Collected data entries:
● ● ● ●

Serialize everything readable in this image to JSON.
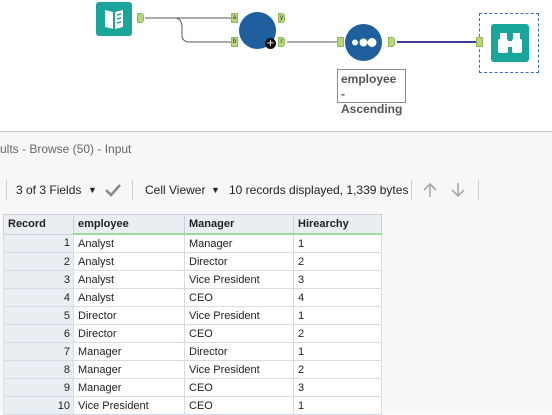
{
  "workflow": {
    "anchor_labels": {
      "a": "a",
      "b": "b",
      "y": "y",
      "r": "r"
    },
    "sort_tool_label": "employee - Ascending"
  },
  "results": {
    "title": "ults - Browse (50) - Input",
    "fields_label": "3 of 3 Fields",
    "viewer_label": "Cell Viewer",
    "records_info": "10 records displayed, 1,339 bytes"
  },
  "grid": {
    "columns": [
      "Record",
      "employee",
      "Manager",
      "Hirearchy"
    ],
    "rows": [
      {
        "record": "1",
        "employee": "Analyst",
        "manager": "Manager",
        "hierarchy": "1"
      },
      {
        "record": "2",
        "employee": "Analyst",
        "manager": "Director",
        "hierarchy": "2"
      },
      {
        "record": "3",
        "employee": "Analyst",
        "manager": "Vice President",
        "hierarchy": "3"
      },
      {
        "record": "4",
        "employee": "Analyst",
        "manager": "CEO",
        "hierarchy": "4"
      },
      {
        "record": "5",
        "employee": "Director",
        "manager": "Vice President",
        "hierarchy": "1"
      },
      {
        "record": "6",
        "employee": "Director",
        "manager": "CEO",
        "hierarchy": "2"
      },
      {
        "record": "7",
        "employee": "Manager",
        "manager": "Director",
        "hierarchy": "1"
      },
      {
        "record": "8",
        "employee": "Manager",
        "manager": "Vice President",
        "hierarchy": "2"
      },
      {
        "record": "9",
        "employee": "Manager",
        "manager": "CEO",
        "hierarchy": "3"
      },
      {
        "record": "10",
        "employee": "Vice President",
        "manager": "CEO",
        "hierarchy": "1"
      }
    ]
  },
  "colors": {
    "input_tool": "#1aa59a",
    "join_tool": "#1f5f9e",
    "sort_tool": "#1f5f9e",
    "browse_tool": "#1aa59a",
    "anchor": "#b5d77a",
    "connection": "#5a5a5a",
    "selected_connection": "#3b3a9e"
  },
  "icons": {
    "input": "book-icon",
    "join": "join-icon",
    "sort": "sort-dots-icon",
    "browse": "binoculars-icon",
    "fields_check": "check-icon",
    "prev": "arrow-up-icon",
    "next": "arrow-down-icon"
  }
}
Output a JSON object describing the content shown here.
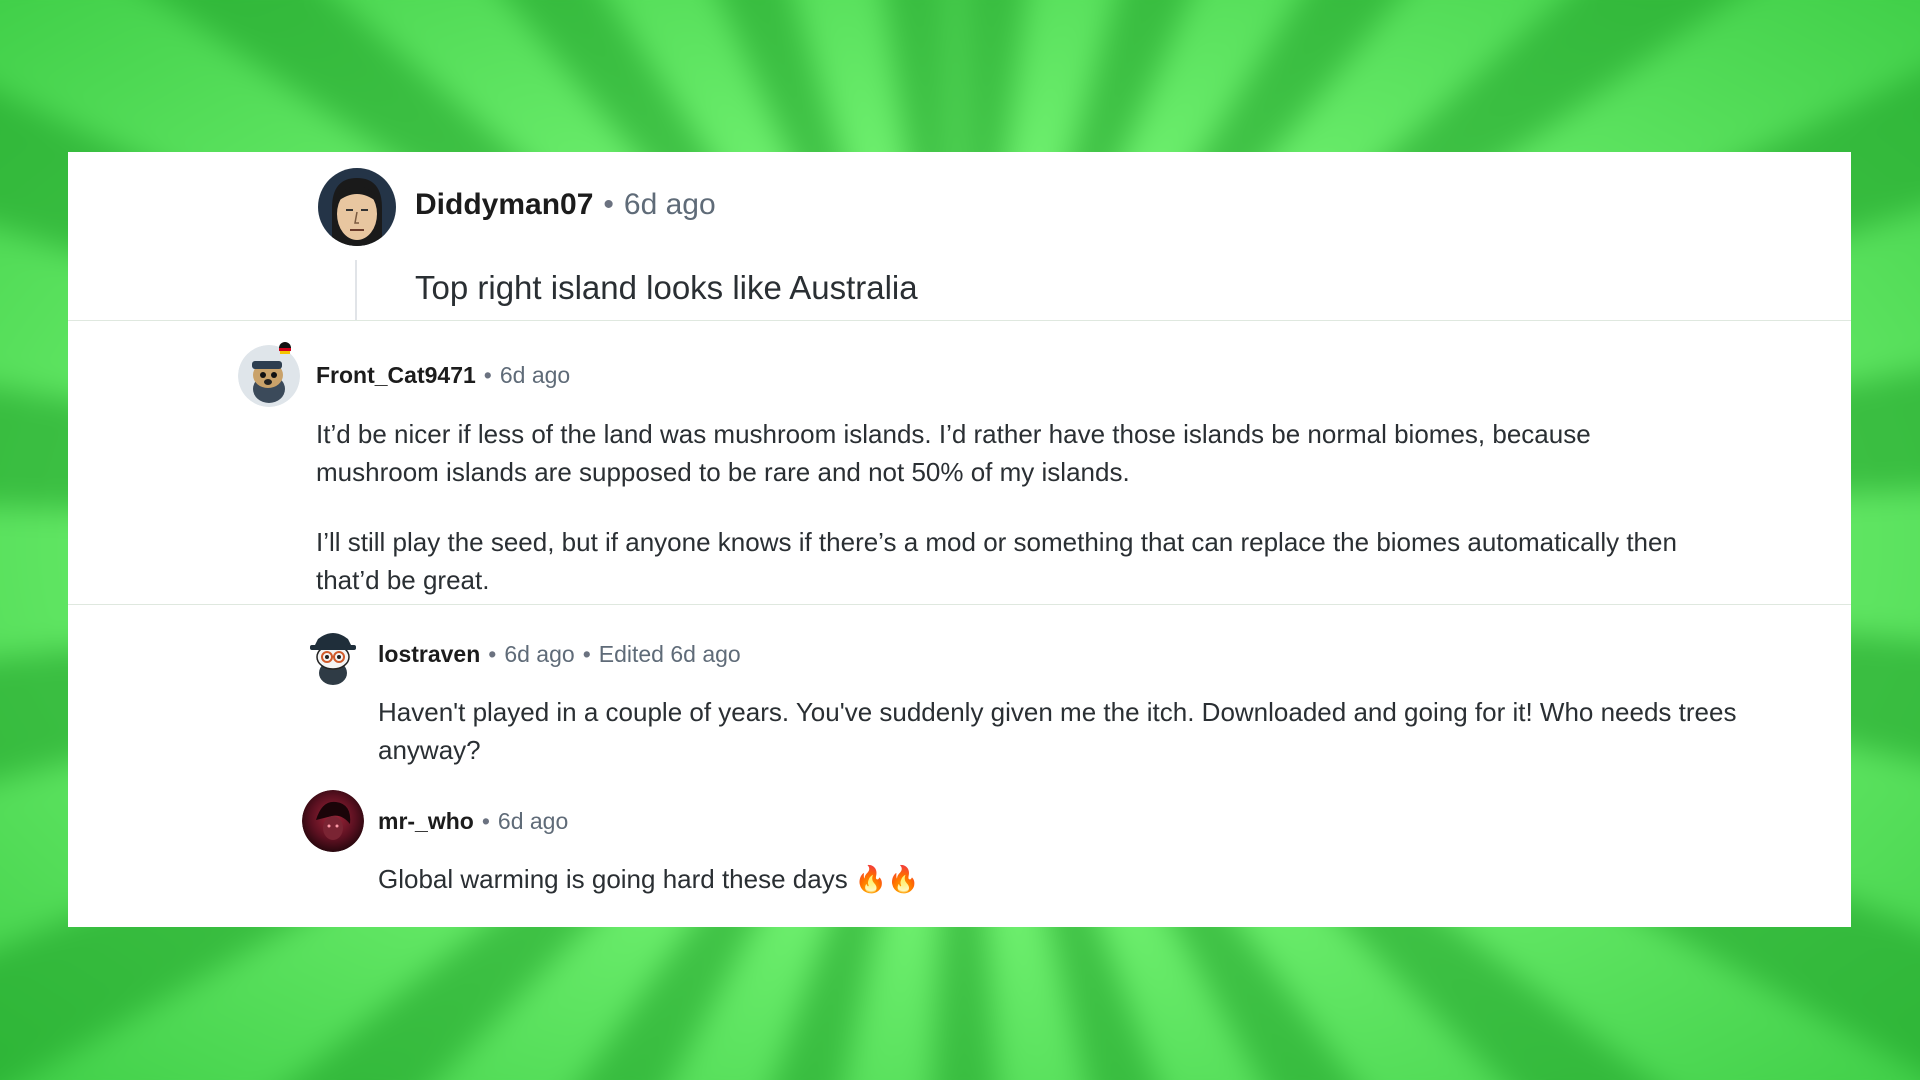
{
  "comments": [
    {
      "username": "Diddyman07",
      "time": "6d ago",
      "body": "Top right island looks like Australia"
    },
    {
      "username": "Front_Cat9471",
      "time": "6d ago",
      "paragraph1": "It’d be nicer if less of the land was mushroom islands. I’d rather have those islands be normal biomes, because mushroom islands are supposed to be rare and not 50% of my islands.",
      "paragraph2": "I’ll still play the seed, but if anyone knows if there’s a mod or something that can replace the biomes automatically then that’d be great."
    },
    {
      "username": "lostraven",
      "time": "6d ago",
      "edited": "Edited 6d ago",
      "body": "Haven't played in a couple of years. You've suddenly given me the itch. Downloaded and going for it! Who needs trees anyway?"
    },
    {
      "username": "mr-_who",
      "time": "6d ago",
      "body": "Global warming is going hard these days 🔥🔥"
    }
  ],
  "separator": "•",
  "colors": {
    "background": "#67ee6a",
    "card": "#ffffff",
    "username": "#1c1c1c",
    "meta": "#5f6b78",
    "body": "#2a2f33"
  }
}
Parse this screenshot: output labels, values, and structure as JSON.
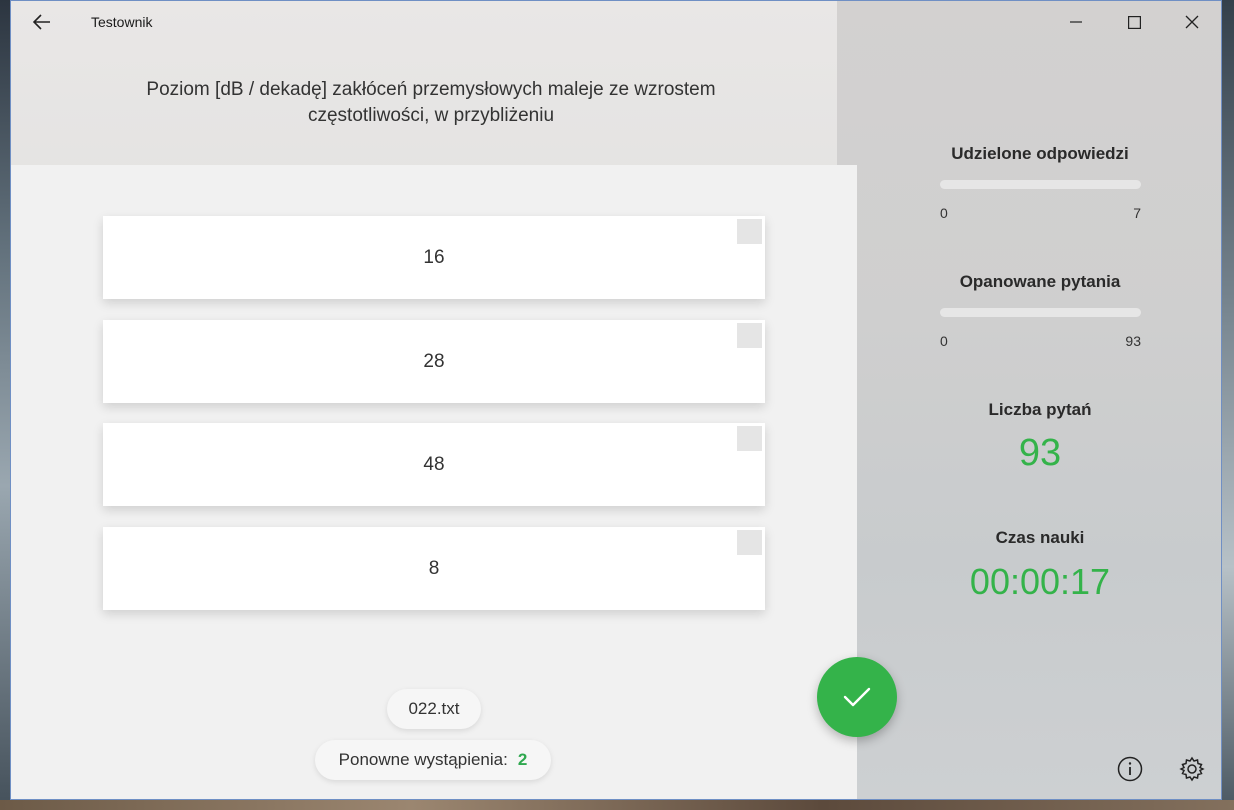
{
  "app": {
    "title": "Testownik"
  },
  "question": {
    "text": "Poziom [dB / dekadę] zakłóceń przemysłowych maleje ze wzrostem częstotliwości, w przybliżeniu"
  },
  "answers": [
    {
      "label": "16",
      "checked": false
    },
    {
      "label": "28",
      "checked": false
    },
    {
      "label": "48",
      "checked": false
    },
    {
      "label": "8",
      "checked": false
    }
  ],
  "footer": {
    "file_name": "022.txt",
    "repeat_label": "Ponowne wystąpienia:",
    "repeat_count": "2"
  },
  "stats": {
    "answered": {
      "title": "Udzielone odpowiedzi",
      "min": "0",
      "max": "7",
      "progress": 0
    },
    "mastered": {
      "title": "Opanowane pytania",
      "min": "0",
      "max": "93",
      "progress": 0
    },
    "question_count": {
      "title": "Liczba pytań",
      "value": "93"
    },
    "study_time": {
      "title": "Czas nauki",
      "value": "00:00:17"
    }
  },
  "colors": {
    "accent": "#34b34a",
    "window_border": "#6f8fc4"
  },
  "icons": {
    "back": "arrow-left-icon",
    "minimize": "minimize-icon",
    "maximize": "maximize-icon",
    "close": "close-icon",
    "confirm": "checkmark-icon",
    "info": "info-icon",
    "settings": "gear-icon"
  }
}
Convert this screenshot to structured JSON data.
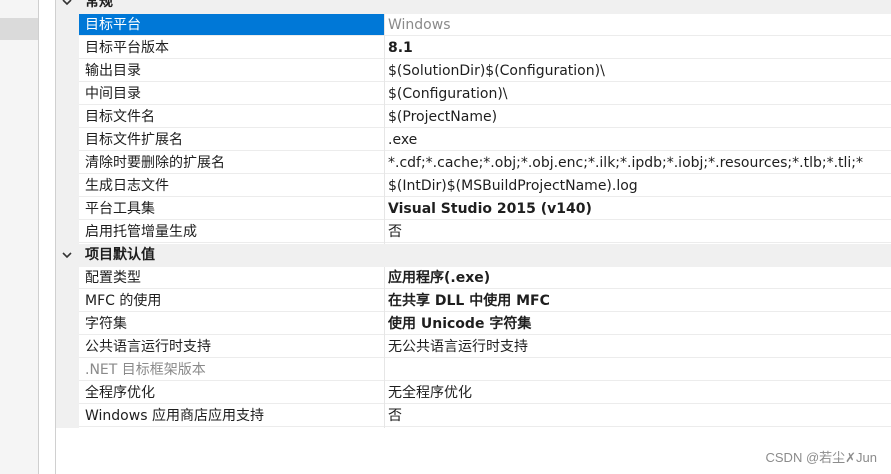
{
  "categories": [
    {
      "label": "常规",
      "rows": [
        {
          "name": "目标平台",
          "value": "Windows",
          "style": "muted",
          "selected": true
        },
        {
          "name": "目标平台版本",
          "value": "8.1",
          "style": "bold"
        },
        {
          "name": "输出目录",
          "value": "$(SolutionDir)$(Configuration)\\",
          "style": "normal"
        },
        {
          "name": "中间目录",
          "value": "$(Configuration)\\",
          "style": "normal"
        },
        {
          "name": "目标文件名",
          "value": "$(ProjectName)",
          "style": "normal"
        },
        {
          "name": "目标文件扩展名",
          "value": ".exe",
          "style": "normal"
        },
        {
          "name": "清除时要删除的扩展名",
          "value": "*.cdf;*.cache;*.obj;*.obj.enc;*.ilk;*.ipdb;*.iobj;*.resources;*.tlb;*.tli;*",
          "style": "normal"
        },
        {
          "name": "生成日志文件",
          "value": "$(IntDir)$(MSBuildProjectName).log",
          "style": "normal"
        },
        {
          "name": "平台工具集",
          "value": "Visual Studio 2015 (v140)",
          "style": "bold"
        },
        {
          "name": "启用托管增量生成",
          "value": "否",
          "style": "normal"
        }
      ]
    },
    {
      "label": "项目默认值",
      "rows": [
        {
          "name": "配置类型",
          "value": "应用程序(.exe)",
          "style": "bold"
        },
        {
          "name": "MFC 的使用",
          "value": "在共享 DLL 中使用 MFC",
          "style": "bold"
        },
        {
          "name": "字符集",
          "value": "使用 Unicode 字符集",
          "style": "bold"
        },
        {
          "name": "公共语言运行时支持",
          "value": "无公共语言运行时支持",
          "style": "normal"
        },
        {
          "name": ".NET 目标框架版本",
          "value": "",
          "style": "normal",
          "disabled": true
        },
        {
          "name": "全程序优化",
          "value": "无全程序优化",
          "style": "normal"
        },
        {
          "name": "Windows 应用商店应用支持",
          "value": "否",
          "style": "normal"
        }
      ]
    }
  ],
  "watermark": "CSDN @若尘✗Jun",
  "icons": {
    "collapse": "chevron-down-icon"
  },
  "colors": {
    "selection": "#0078d7",
    "category_bg": "#f0f0f0"
  }
}
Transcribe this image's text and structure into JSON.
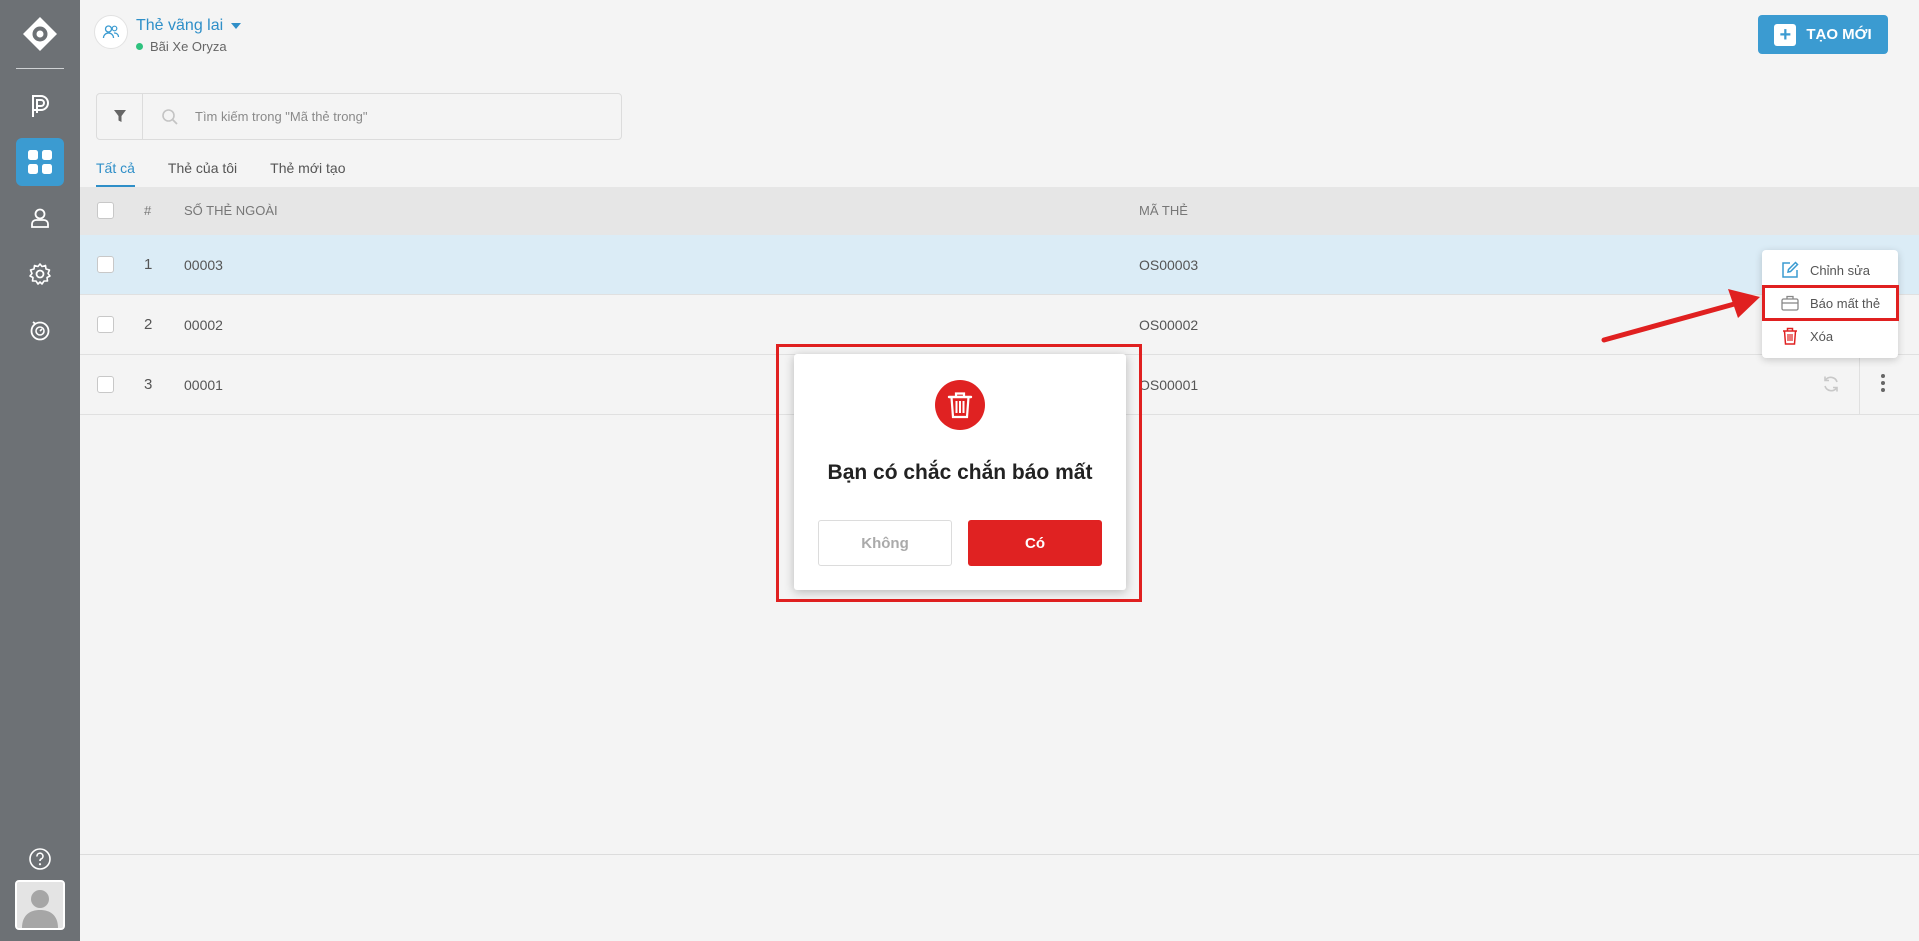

● ● ● ●

Find how many lines in the records contain the string "title", then give the number alone.

▶ [Final result] 6